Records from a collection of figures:

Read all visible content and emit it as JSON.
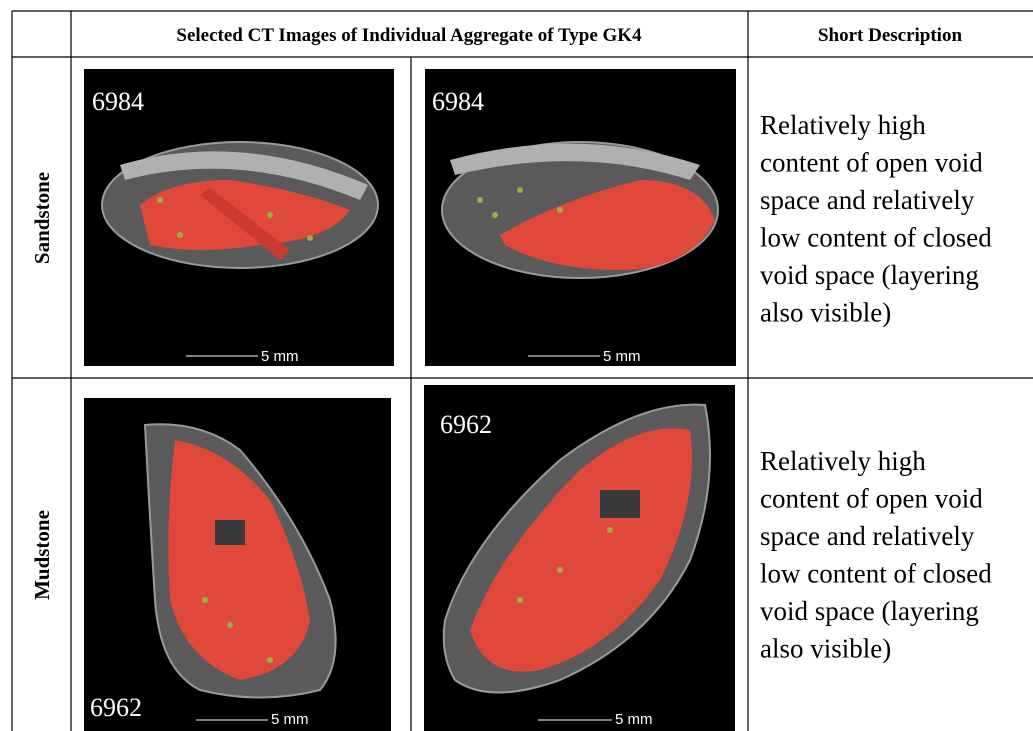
{
  "header": {
    "images": "Selected CT Images of Individual Aggregate of Type GK4",
    "description": "Short Description"
  },
  "rows": [
    {
      "label": "Sandstone",
      "images": [
        {
          "id": "6984",
          "scale": "5 mm"
        },
        {
          "id": "6984",
          "scale": "5 mm"
        }
      ],
      "description": [
        "Relatively high",
        "content of open void",
        "space and relatively",
        "low content of closed",
        "void space (layering",
        "also visible)"
      ]
    },
    {
      "label": "Mudstone",
      "images": [
        {
          "id": "6962",
          "scale": "5 mm"
        },
        {
          "id": "6962",
          "scale": "5 mm"
        }
      ],
      "description": [
        "Relatively high",
        "content of open void",
        "space and relatively",
        "low content of closed",
        "void space (layering",
        "also visible)"
      ]
    }
  ]
}
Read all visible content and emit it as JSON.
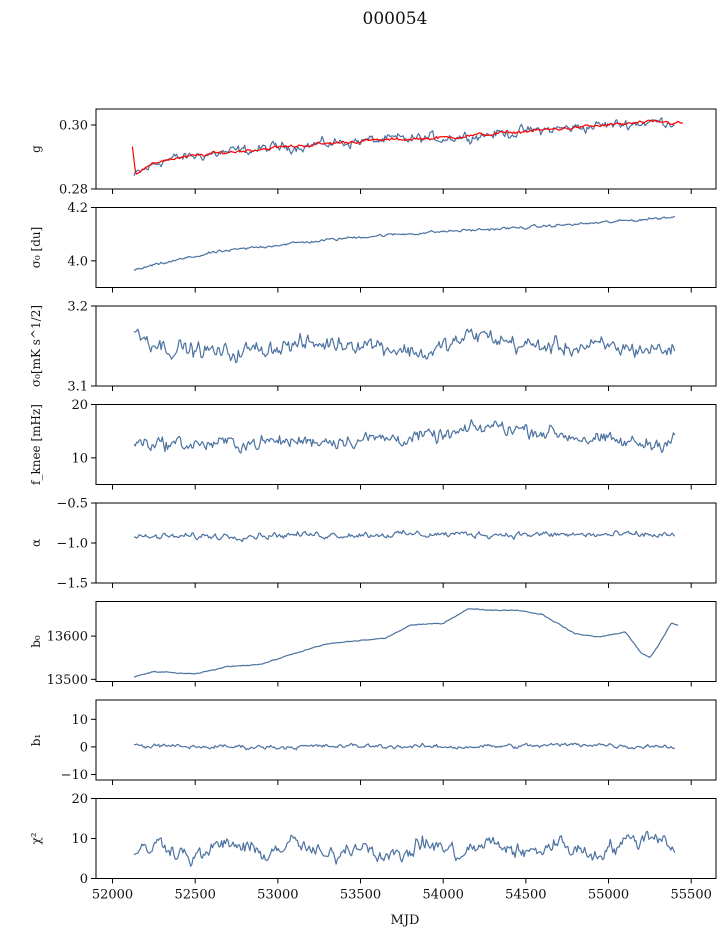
{
  "figure": {
    "title": "000054",
    "xlabel": "MJD"
  },
  "chart_data": {
    "type": "line",
    "title": "000054",
    "xlabel": "MJD",
    "xlim": [
      51900,
      55650
    ],
    "xticks": [
      52000,
      52500,
      53000,
      53500,
      54000,
      54500,
      55000,
      55500
    ],
    "xtick_labels": [
      "52000",
      "52500",
      "53000",
      "53500",
      "54000",
      "54500",
      "55000",
      "55500"
    ],
    "colors": {
      "primary": "#4c72a0",
      "highlight": "#ff0000"
    },
    "grid": false,
    "panels": [
      {
        "id": "g",
        "ylabel": "g",
        "ylim": [
          0.28,
          0.305
        ],
        "yticks": [
          0.28,
          0.3
        ],
        "ytick_labels": [
          "0.28",
          "0.30"
        ],
        "series": [
          {
            "color": "#4c72a0",
            "noise": 0.0012,
            "x": [
              52130,
              52300,
              52600,
              53000,
              53500,
              54000,
              54500,
              55000,
              55300,
              55400
            ],
            "y": [
              0.284,
              0.289,
              0.291,
              0.293,
              0.295,
              0.296,
              0.298,
              0.3,
              0.301,
              0.301
            ]
          },
          {
            "color": "#ff0000",
            "noise": 0.0004,
            "x": [
              52120,
              52140,
              52300,
              52600,
              53000,
              53500,
              54000,
              54500,
              55000,
              55300,
              55450
            ],
            "y": [
              0.293,
              0.285,
              0.289,
              0.291,
              0.293,
              0.295,
              0.296,
              0.298,
              0.3,
              0.301,
              0.3005
            ]
          }
        ]
      },
      {
        "id": "sigma0-du",
        "ylabel": "σ₀ [du]",
        "ylim": [
          3.9,
          4.2
        ],
        "yticks": [
          4.0,
          4.2
        ],
        "ytick_labels": [
          "4.0",
          "4.2"
        ],
        "series": [
          {
            "color": "#4c72a0",
            "noise": 0.004,
            "x": [
              52130,
              52300,
              52600,
              53000,
              53500,
              54000,
              54500,
              55000,
              55400
            ],
            "y": [
              3.965,
              3.99,
              4.03,
              4.06,
              4.09,
              4.11,
              4.125,
              4.145,
              4.165
            ]
          }
        ]
      },
      {
        "id": "sigma0-mk",
        "ylabel": "σ₀[mK s^1/2]",
        "ylim": [
          3.1,
          3.2
        ],
        "yticks": [
          3.1,
          3.2
        ],
        "ytick_labels": [
          "3.1",
          "3.2"
        ],
        "series": [
          {
            "color": "#4c72a0",
            "noise": 0.008,
            "x": [
              52130,
              52300,
              52700,
              53000,
              53500,
              53900,
              54200,
              54500,
              55000,
              55400
            ],
            "y": [
              3.17,
              3.15,
              3.14,
              3.15,
              3.155,
              3.14,
              3.165,
              3.15,
              3.148,
              3.145
            ]
          }
        ]
      },
      {
        "id": "fknee",
        "ylabel": "f_knee [mHz]",
        "ylim": [
          5,
          20
        ],
        "yticks": [
          10,
          20
        ],
        "ytick_labels": [
          "10",
          "20"
        ],
        "series": [
          {
            "color": "#4c72a0",
            "noise": 1.0,
            "x": [
              52130,
              52500,
              53000,
              53500,
              54000,
              54300,
              54600,
              55000,
              55300,
              55400
            ],
            "y": [
              13,
              12.5,
              13,
              13.5,
              14,
              16,
              15,
              13,
              12.5,
              14.5
            ]
          }
        ]
      },
      {
        "id": "alpha",
        "ylabel": "α",
        "ylim": [
          -1.5,
          -0.5
        ],
        "yticks": [
          -1.5,
          -1.0,
          -0.5
        ],
        "ytick_labels": [
          "−1.5",
          "−1.0",
          "−0.5"
        ],
        "series": [
          {
            "color": "#4c72a0",
            "noise": 0.03,
            "x": [
              52130,
              53000,
              54000,
              55000,
              55400
            ],
            "y": [
              -0.93,
              -0.9,
              -0.89,
              -0.9,
              -0.9
            ]
          }
        ]
      },
      {
        "id": "b0",
        "ylabel": "b₀",
        "ylim": [
          13495,
          13680
        ],
        "yticks": [
          13500,
          13600
        ],
        "ytick_labels": [
          "13500",
          "13600"
        ],
        "series": [
          {
            "color": "#4c72a0",
            "noise": 0.8,
            "x": [
              52130,
              52250,
              52500,
              52700,
              52900,
              53100,
              53300,
              53500,
              53650,
              53800,
              54000,
              54150,
              54300,
              54450,
              54600,
              54800,
              54950,
              55100,
              55200,
              55250,
              55300,
              55380,
              55420
            ],
            "y": [
              13505,
              13518,
              13512,
              13530,
              13535,
              13560,
              13582,
              13590,
              13595,
              13625,
              13630,
              13663,
              13660,
              13660,
              13650,
              13605,
              13598,
              13610,
              13560,
              13550,
              13578,
              13630,
              13625
            ]
          }
        ]
      },
      {
        "id": "b1",
        "ylabel": "b₁",
        "ylim": [
          -12,
          17
        ],
        "yticks": [
          -10,
          0,
          10
        ],
        "ytick_labels": [
          "−10",
          "0",
          "10"
        ],
        "series": [
          {
            "color": "#4c72a0",
            "noise": 0.6,
            "x": [
              52130,
              52500,
              53000,
              53500,
              54000,
              54500,
              54900,
              55050,
              55150,
              55250,
              55400
            ],
            "y": [
              0.5,
              0,
              0,
              0.3,
              0,
              0.3,
              1.0,
              0.5,
              0,
              0.5,
              0
            ]
          }
        ]
      },
      {
        "id": "chi2",
        "ylabel": "χ²",
        "ylim": [
          0,
          20
        ],
        "yticks": [
          0,
          10,
          20
        ],
        "ytick_labels": [
          "0",
          "10",
          "20"
        ],
        "series": [
          {
            "color": "#4c72a0",
            "noise": 1.5,
            "x": [
              52130,
              52300,
              52500,
              52700,
              52900,
              53100,
              53300,
              53500,
              53700,
              53900,
              54100,
              54300,
              54500,
              54700,
              54900,
              55100,
              55300,
              55400
            ],
            "y": [
              6,
              9,
              5,
              9,
              6,
              9,
              5,
              9,
              5,
              9,
              6,
              9,
              6,
              9,
              6,
              9,
              11,
              8
            ]
          }
        ]
      }
    ]
  }
}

■ EXERCISE INSTRUCTIONS: The data should be printed again unchanged; leave its pictures out.

■ OUTPUT:
Read all visible content and emit it as JSON.
{
  "header": {
    "images": "Selected CT Images of Individual Aggregate of Type GK4",
    "description": "Short Description"
  },
  "rows": [
    {
      "label": "Sandstone",
      "images": [
        {
          "id": "6984",
          "scale": "5 mm"
        },
        {
          "id": "6984",
          "scale": "5 mm"
        }
      ],
      "description": [
        "Relatively high",
        "content of open void",
        "space and relatively",
        "low content of closed",
        "void space (layering",
        "also visible)"
      ]
    },
    {
      "label": "Mudstone",
      "images": [
        {
          "id": "6962",
          "scale": "5 mm"
        },
        {
          "id": "6962",
          "scale": "5 mm"
        }
      ],
      "description": [
        "Relatively high",
        "content of open void",
        "space and relatively",
        "low content of closed",
        "void space (layering",
        "also visible)"
      ]
    }
  ]
}
Read all visible content and emit it as JSON.
{
  "figure": {
    "title": "000054",
    "xlabel": "MJD"
  },
  "chart_data": {
    "type": "line",
    "title": "000054",
    "xlabel": "MJD",
    "xlim": [
      51900,
      55650
    ],
    "xticks": [
      52000,
      52500,
      53000,
      53500,
      54000,
      54500,
      55000,
      55500
    ],
    "xtick_labels": [
      "52000",
      "52500",
      "53000",
      "53500",
      "54000",
      "54500",
      "55000",
      "55500"
    ],
    "colors": {
      "primary": "#4c72a0",
      "highlight": "#ff0000"
    },
    "grid": false,
    "panels": [
      {
        "id": "g",
        "ylabel": "g",
        "ylim": [
          0.28,
          0.305
        ],
        "yticks": [
          0.28,
          0.3
        ],
        "ytick_labels": [
          "0.28",
          "0.30"
        ],
        "series": [
          {
            "color": "#4c72a0",
            "noise": 0.0012,
            "x": [
              52130,
              52300,
              52600,
              53000,
              53500,
              54000,
              54500,
              55000,
              55300,
              55400
            ],
            "y": [
              0.284,
              0.289,
              0.291,
              0.293,
              0.295,
              0.296,
              0.298,
              0.3,
              0.301,
              0.301
            ]
          },
          {
            "color": "#ff0000",
            "noise": 0.0004,
            "x": [
              52120,
              52140,
              52300,
              52600,
              53000,
              53500,
              54000,
              54500,
              55000,
              55300,
              55450
            ],
            "y": [
              0.293,
              0.285,
              0.289,
              0.291,
              0.293,
              0.295,
              0.296,
              0.298,
              0.3,
              0.301,
              0.3005
            ]
          }
        ]
      },
      {
        "id": "sigma0-du",
        "ylabel": "σ₀ [du]",
        "ylim": [
          3.9,
          4.2
        ],
        "yticks": [
          4.0,
          4.2
        ],
        "ytick_labels": [
          "4.0",
          "4.2"
        ],
        "series": [
          {
            "color": "#4c72a0",
            "noise": 0.004,
            "x": [
              52130,
              52300,
              52600,
              53000,
              53500,
              54000,
              54500,
              55000,
              55400
            ],
            "y": [
              3.965,
              3.99,
              4.03,
              4.06,
              4.09,
              4.11,
              4.125,
              4.145,
              4.165
            ]
          }
        ]
      },
      {
        "id": "sigma0-mk",
        "ylabel": "σ₀[mK s^1/2]",
        "ylim": [
          3.1,
          3.2
        ],
        "yticks": [
          3.1,
          3.2
        ],
        "ytick_labels": [
          "3.1",
          "3.2"
        ],
        "series": [
          {
            "color": "#4c72a0",
            "noise": 0.008,
            "x": [
              52130,
              52300,
              52700,
              53000,
              53500,
              53900,
              54200,
              54500,
              55000,
              55400
            ],
            "y": [
              3.17,
              3.15,
              3.14,
              3.15,
              3.155,
              3.14,
              3.165,
              3.15,
              3.148,
              3.145
            ]
          }
        ]
      },
      {
        "id": "fknee",
        "ylabel": "f_knee [mHz]",
        "ylim": [
          5,
          20
        ],
        "yticks": [
          10,
          20
        ],
        "ytick_labels": [
          "10",
          "20"
        ],
        "series": [
          {
            "color": "#4c72a0",
            "noise": 1.0,
            "x": [
              52130,
              52500,
              53000,
              53500,
              54000,
              54300,
              54600,
              55000,
              55300,
              55400
            ],
            "y": [
              13,
              12.5,
              13,
              13.5,
              14,
              16,
              15,
              13,
              12.5,
              14.5
            ]
          }
        ]
      },
      {
        "id": "alpha",
        "ylabel": "α",
        "ylim": [
          -1.5,
          -0.5
        ],
        "yticks": [
          -1.5,
          -1.0,
          -0.5
        ],
        "ytick_labels": [
          "−1.5",
          "−1.0",
          "−0.5"
        ],
        "series": [
          {
            "color": "#4c72a0",
            "noise": 0.03,
            "x": [
              52130,
              53000,
              54000,
              55000,
              55400
            ],
            "y": [
              -0.93,
              -0.9,
              -0.89,
              -0.9,
              -0.9
            ]
          }
        ]
      },
      {
        "id": "b0",
        "ylabel": "b₀",
        "ylim": [
          13495,
          13680
        ],
        "yticks": [
          13500,
          13600
        ],
        "ytick_labels": [
          "13500",
          "13600"
        ],
        "series": [
          {
            "color": "#4c72a0",
            "noise": 0.8,
            "x": [
              52130,
              52250,
              52500,
              52700,
              52900,
              53100,
              53300,
              53500,
              53650,
              53800,
              54000,
              54150,
              54300,
              54450,
              54600,
              54800,
              54950,
              55100,
              55200,
              55250,
              55300,
              55380,
              55420
            ],
            "y": [
              13505,
              13518,
              13512,
              13530,
              13535,
              13560,
              13582,
              13590,
              13595,
              13625,
              13630,
              13663,
              13660,
              13660,
              13650,
              13605,
              13598,
              13610,
              13560,
              13550,
              13578,
              13630,
              13625
            ]
          }
        ]
      },
      {
        "id": "b1",
        "ylabel": "b₁",
        "ylim": [
          -12,
          17
        ],
        "yticks": [
          -10,
          0,
          10
        ],
        "ytick_labels": [
          "−10",
          "0",
          "10"
        ],
        "series": [
          {
            "color": "#4c72a0",
            "noise": 0.6,
            "x": [
              52130,
              52500,
              53000,
              53500,
              54000,
              54500,
              54900,
              55050,
              55150,
              55250,
              55400
            ],
            "y": [
              0.5,
              0,
              0,
              0.3,
              0,
              0.3,
              1.0,
              0.5,
              0,
              0.5,
              0
            ]
          }
        ]
      },
      {
        "id": "chi2",
        "ylabel": "χ²",
        "ylim": [
          0,
          20
        ],
        "yticks": [
          0,
          10,
          20
        ],
        "ytick_labels": [
          "0",
          "10",
          "20"
        ],
        "series": [
          {
            "color": "#4c72a0",
            "noise": 1.5,
            "x": [
              52130,
              52300,
              52500,
              52700,
              52900,
              53100,
              53300,
              53500,
              53700,
              53900,
              54100,
              54300,
              54500,
              54700,
              54900,
              55100,
              55300,
              55400
            ],
            "y": [
              6,
              9,
              5,
              9,
              6,
              9,
              5,
              9,
              5,
              9,
              6,
              9,
              6,
              9,
              6,
              9,
              11,
              8
            ]
          }
        ]
      }
    ]
  }
}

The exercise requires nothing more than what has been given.